▶ Set exercise: Reproduce the entries below in full, word for word.

[Data listing]

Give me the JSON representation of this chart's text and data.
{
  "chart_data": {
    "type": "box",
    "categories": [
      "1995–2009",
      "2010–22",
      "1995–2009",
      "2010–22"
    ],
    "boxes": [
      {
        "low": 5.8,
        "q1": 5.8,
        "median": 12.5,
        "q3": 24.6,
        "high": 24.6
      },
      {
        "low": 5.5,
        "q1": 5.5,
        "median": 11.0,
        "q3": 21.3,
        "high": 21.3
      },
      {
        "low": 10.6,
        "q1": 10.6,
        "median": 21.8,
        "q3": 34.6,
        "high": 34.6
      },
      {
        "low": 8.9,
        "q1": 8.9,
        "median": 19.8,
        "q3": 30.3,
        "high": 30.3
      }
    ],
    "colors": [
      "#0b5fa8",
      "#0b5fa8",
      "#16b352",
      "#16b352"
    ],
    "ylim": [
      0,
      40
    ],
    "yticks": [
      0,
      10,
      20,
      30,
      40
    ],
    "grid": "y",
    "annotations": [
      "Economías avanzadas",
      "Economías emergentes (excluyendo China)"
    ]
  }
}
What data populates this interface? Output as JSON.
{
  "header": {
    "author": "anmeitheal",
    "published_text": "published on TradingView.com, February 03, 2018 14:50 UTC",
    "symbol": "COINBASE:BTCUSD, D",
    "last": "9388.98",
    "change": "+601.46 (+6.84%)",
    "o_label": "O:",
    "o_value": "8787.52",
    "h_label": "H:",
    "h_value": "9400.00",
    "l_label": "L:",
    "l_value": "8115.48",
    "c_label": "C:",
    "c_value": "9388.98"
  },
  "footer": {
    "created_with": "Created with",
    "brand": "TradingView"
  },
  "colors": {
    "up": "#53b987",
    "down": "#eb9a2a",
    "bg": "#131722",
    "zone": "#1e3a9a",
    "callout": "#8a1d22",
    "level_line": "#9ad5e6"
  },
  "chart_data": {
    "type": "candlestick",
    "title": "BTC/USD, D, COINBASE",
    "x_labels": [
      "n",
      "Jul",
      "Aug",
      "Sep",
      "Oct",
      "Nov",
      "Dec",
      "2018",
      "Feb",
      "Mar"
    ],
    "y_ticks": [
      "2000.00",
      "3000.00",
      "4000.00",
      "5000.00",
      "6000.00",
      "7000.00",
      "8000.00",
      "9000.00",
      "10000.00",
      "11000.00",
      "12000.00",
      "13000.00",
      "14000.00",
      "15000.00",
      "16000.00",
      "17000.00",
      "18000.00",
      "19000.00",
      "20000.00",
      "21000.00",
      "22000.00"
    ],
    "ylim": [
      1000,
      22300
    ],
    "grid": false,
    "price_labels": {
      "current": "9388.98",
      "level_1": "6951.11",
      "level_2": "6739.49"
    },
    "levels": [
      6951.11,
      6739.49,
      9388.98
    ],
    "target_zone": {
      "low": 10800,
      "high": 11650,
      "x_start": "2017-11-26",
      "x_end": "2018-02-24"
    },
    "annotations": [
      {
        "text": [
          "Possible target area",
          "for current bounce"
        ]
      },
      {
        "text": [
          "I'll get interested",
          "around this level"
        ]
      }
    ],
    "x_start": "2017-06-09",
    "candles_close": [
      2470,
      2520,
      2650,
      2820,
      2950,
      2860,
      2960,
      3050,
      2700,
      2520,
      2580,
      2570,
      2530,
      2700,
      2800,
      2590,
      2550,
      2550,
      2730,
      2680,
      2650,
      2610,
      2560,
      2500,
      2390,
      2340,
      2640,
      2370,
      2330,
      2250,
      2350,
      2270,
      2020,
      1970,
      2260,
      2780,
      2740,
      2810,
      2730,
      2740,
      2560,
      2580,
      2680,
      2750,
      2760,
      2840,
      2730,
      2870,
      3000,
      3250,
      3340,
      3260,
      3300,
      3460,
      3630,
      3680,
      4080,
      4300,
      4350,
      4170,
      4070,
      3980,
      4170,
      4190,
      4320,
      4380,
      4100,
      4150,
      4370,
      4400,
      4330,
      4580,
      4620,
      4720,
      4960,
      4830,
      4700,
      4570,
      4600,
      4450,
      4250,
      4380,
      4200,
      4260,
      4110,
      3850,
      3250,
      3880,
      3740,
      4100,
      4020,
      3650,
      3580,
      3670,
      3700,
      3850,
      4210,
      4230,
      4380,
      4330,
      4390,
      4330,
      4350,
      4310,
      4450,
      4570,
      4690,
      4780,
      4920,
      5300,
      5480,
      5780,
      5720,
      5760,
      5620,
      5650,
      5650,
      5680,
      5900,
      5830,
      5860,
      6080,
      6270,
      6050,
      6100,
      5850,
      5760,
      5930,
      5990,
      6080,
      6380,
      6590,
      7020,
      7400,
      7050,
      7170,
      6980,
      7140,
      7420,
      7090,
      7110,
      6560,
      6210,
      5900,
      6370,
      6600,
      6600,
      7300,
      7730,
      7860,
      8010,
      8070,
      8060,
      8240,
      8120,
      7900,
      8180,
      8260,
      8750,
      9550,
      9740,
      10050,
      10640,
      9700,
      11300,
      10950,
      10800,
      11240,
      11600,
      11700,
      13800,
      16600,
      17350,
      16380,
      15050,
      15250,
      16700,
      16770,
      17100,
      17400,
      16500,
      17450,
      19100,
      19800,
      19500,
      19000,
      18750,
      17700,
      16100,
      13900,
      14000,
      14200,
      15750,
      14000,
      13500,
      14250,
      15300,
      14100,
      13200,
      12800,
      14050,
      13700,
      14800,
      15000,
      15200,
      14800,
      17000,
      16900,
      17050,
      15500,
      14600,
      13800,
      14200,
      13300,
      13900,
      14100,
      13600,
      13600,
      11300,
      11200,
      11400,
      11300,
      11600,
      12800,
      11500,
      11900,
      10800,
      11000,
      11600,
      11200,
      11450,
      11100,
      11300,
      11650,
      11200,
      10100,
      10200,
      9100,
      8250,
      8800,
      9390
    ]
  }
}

▶ Solution:
Give me the JSON representation of this chart's text and data.
{
  "chart_data": {
    "type": "box",
    "categories": [
      "1995–2009",
      "2010–22",
      "1995–2009",
      "2010–22"
    ],
    "boxes": [
      {
        "low": 5.8,
        "q1": 5.8,
        "median": 12.5,
        "q3": 24.6,
        "high": 24.6
      },
      {
        "low": 5.5,
        "q1": 5.5,
        "median": 11.0,
        "q3": 21.3,
        "high": 21.3
      },
      {
        "low": 10.6,
        "q1": 10.6,
        "median": 21.8,
        "q3": 34.6,
        "high": 34.6
      },
      {
        "low": 8.9,
        "q1": 8.9,
        "median": 19.8,
        "q3": 30.3,
        "high": 30.3
      }
    ],
    "colors": [
      "#0b5fa8",
      "#0b5fa8",
      "#16b352",
      "#16b352"
    ],
    "ylim": [
      0,
      40
    ],
    "yticks": [
      0,
      10,
      20,
      30,
      40
    ],
    "grid": "y",
    "annotations": [
      "Economías avanzadas",
      "Economías emergentes (excluyendo China)"
    ]
  }
}
What data populates this interface? Output as JSON.
{
  "header": {
    "author": "anmeitheal",
    "published_text": "published on TradingView.com, February 03, 2018 14:50 UTC",
    "symbol": "COINBASE:BTCUSD, D",
    "last": "9388.98",
    "change": "+601.46 (+6.84%)",
    "o_label": "O:",
    "o_value": "8787.52",
    "h_label": "H:",
    "h_value": "9400.00",
    "l_label": "L:",
    "l_value": "8115.48",
    "c_label": "C:",
    "c_value": "9388.98"
  },
  "footer": {
    "created_with": "Created with",
    "brand": "TradingView"
  },
  "colors": {
    "up": "#53b987",
    "down": "#eb9a2a",
    "bg": "#131722",
    "zone": "#1e3a9a",
    "callout": "#8a1d22",
    "level_line": "#9ad5e6"
  },
  "chart_data": {
    "type": "candlestick",
    "title": "BTC/USD, D, COINBASE",
    "x_labels": [
      "n",
      "Jul",
      "Aug",
      "Sep",
      "Oct",
      "Nov",
      "Dec",
      "2018",
      "Feb",
      "Mar"
    ],
    "y_ticks": [
      "2000.00",
      "3000.00",
      "4000.00",
      "5000.00",
      "6000.00",
      "7000.00",
      "8000.00",
      "9000.00",
      "10000.00",
      "11000.00",
      "12000.00",
      "13000.00",
      "14000.00",
      "15000.00",
      "16000.00",
      "17000.00",
      "18000.00",
      "19000.00",
      "20000.00",
      "21000.00",
      "22000.00"
    ],
    "ylim": [
      1000,
      22300
    ],
    "grid": false,
    "price_labels": {
      "current": "9388.98",
      "level_1": "6951.11",
      "level_2": "6739.49"
    },
    "levels": [
      6951.11,
      6739.49,
      9388.98
    ],
    "target_zone": {
      "low": 10800,
      "high": 11650,
      "x_start": "2017-11-26",
      "x_end": "2018-02-24"
    },
    "annotations": [
      {
        "text": [
          "Possible target area",
          "for current bounce"
        ]
      },
      {
        "text": [
          "I'll get interested",
          "around this level"
        ]
      }
    ],
    "x_start": "2017-06-09",
    "candles_close": [
      2470,
      2520,
      2650,
      2820,
      2950,
      2860,
      2960,
      3050,
      2700,
      2520,
      2580,
      2570,
      2530,
      2700,
      2800,
      2590,
      2550,
      2550,
      2730,
      2680,
      2650,
      2610,
      2560,
      2500,
      2390,
      2340,
      2640,
      2370,
      2330,
      2250,
      2350,
      2270,
      2020,
      1970,
      2260,
      2780,
      2740,
      2810,
      2730,
      2740,
      2560,
      2580,
      2680,
      2750,
      2760,
      2840,
      2730,
      2870,
      3000,
      3250,
      3340,
      3260,
      3300,
      3460,
      3630,
      3680,
      4080,
      4300,
      4350,
      4170,
      4070,
      3980,
      4170,
      4190,
      4320,
      4380,
      4100,
      4150,
      4370,
      4400,
      4330,
      4580,
      4620,
      4720,
      4960,
      4830,
      4700,
      4570,
      4600,
      4450,
      4250,
      4380,
      4200,
      4260,
      4110,
      3850,
      3250,
      3880,
      3740,
      4100,
      4020,
      3650,
      3580,
      3670,
      3700,
      3850,
      4210,
      4230,
      4380,
      4330,
      4390,
      4330,
      4350,
      4310,
      4450,
      4570,
      4690,
      4780,
      4920,
      5300,
      5480,
      5780,
      5720,
      5760,
      5620,
      5650,
      5650,
      5680,
      5900,
      5830,
      5860,
      6080,
      6270,
      6050,
      6100,
      5850,
      5760,
      5930,
      5990,
      6080,
      6380,
      6590,
      7020,
      7400,
      7050,
      7170,
      6980,
      7140,
      7420,
      7090,
      7110,
      6560,
      6210,
      5900,
      6370,
      6600,
      6600,
      7300,
      7730,
      7860,
      8010,
      8070,
      8060,
      8240,
      8120,
      7900,
      8180,
      8260,
      8750,
      9550,
      9740,
      10050,
      10640,
      9700,
      11300,
      10950,
      10800,
      11240,
      11600,
      11700,
      13800,
      16600,
      17350,
      16380,
      15050,
      15250,
      16700,
      16770,
      17100,
      17400,
      16500,
      17450,
      19100,
      19800,
      19500,
      19000,
      18750,
      17700,
      16100,
      13900,
      14000,
      14200,
      15750,
      14000,
      13500,
      14250,
      15300,
      14100,
      13200,
      12800,
      14050,
      13700,
      14800,
      15000,
      15200,
      14800,
      17000,
      16900,
      17050,
      15500,
      14600,
      13800,
      14200,
      13300,
      13900,
      14100,
      13600,
      13600,
      11300,
      11200,
      11400,
      11300,
      11600,
      12800,
      11500,
      11900,
      10800,
      11000,
      11600,
      11200,
      11450,
      11100,
      11300,
      11650,
      11200,
      10100,
      10200,
      9100,
      8250,
      8800,
      9390
    ]
  }
}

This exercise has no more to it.